[Saved entries]
####################

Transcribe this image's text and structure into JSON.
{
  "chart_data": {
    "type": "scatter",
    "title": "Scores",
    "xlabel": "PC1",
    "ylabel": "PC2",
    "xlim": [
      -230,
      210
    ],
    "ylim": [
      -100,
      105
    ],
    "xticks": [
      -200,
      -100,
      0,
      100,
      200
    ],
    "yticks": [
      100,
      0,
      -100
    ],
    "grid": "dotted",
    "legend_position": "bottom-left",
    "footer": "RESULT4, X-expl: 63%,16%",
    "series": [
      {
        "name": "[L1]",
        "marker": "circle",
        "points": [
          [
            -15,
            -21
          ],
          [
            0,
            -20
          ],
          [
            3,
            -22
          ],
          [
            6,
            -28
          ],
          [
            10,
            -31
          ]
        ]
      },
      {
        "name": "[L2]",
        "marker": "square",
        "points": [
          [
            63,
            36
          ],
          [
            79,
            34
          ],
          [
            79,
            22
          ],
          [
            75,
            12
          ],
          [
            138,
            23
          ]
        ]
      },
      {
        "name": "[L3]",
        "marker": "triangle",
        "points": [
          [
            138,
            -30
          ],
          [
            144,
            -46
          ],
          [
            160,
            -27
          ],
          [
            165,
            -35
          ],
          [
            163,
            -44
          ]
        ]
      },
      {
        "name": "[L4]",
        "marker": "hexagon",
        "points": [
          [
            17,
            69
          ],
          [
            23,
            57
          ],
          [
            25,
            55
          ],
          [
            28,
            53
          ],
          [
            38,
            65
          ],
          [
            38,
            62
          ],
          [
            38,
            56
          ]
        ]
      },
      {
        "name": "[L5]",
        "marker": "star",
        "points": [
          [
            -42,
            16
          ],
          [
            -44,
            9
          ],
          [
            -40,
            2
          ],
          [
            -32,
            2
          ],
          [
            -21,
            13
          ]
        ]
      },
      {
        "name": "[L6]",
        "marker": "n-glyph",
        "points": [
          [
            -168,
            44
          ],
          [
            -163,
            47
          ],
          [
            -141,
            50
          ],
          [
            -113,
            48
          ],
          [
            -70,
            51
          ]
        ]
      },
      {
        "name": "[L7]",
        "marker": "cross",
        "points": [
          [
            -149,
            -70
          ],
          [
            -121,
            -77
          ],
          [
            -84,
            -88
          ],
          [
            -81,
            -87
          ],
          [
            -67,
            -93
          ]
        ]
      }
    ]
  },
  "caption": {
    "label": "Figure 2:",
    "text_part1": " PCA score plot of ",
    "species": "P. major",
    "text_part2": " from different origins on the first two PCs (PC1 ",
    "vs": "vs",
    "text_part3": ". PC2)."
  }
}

####################

> [INSTRUCTION] For each line in the data above that contains the string "marker", extract the line.

> [OUTPUT OF THE TASK]
        "marker": "circle",
        "marker": "square",
        "marker": "triangle",
        "marker": "hexagon",
        "marker": "star",
        "marker": "n-glyph",
        "marker": "cross",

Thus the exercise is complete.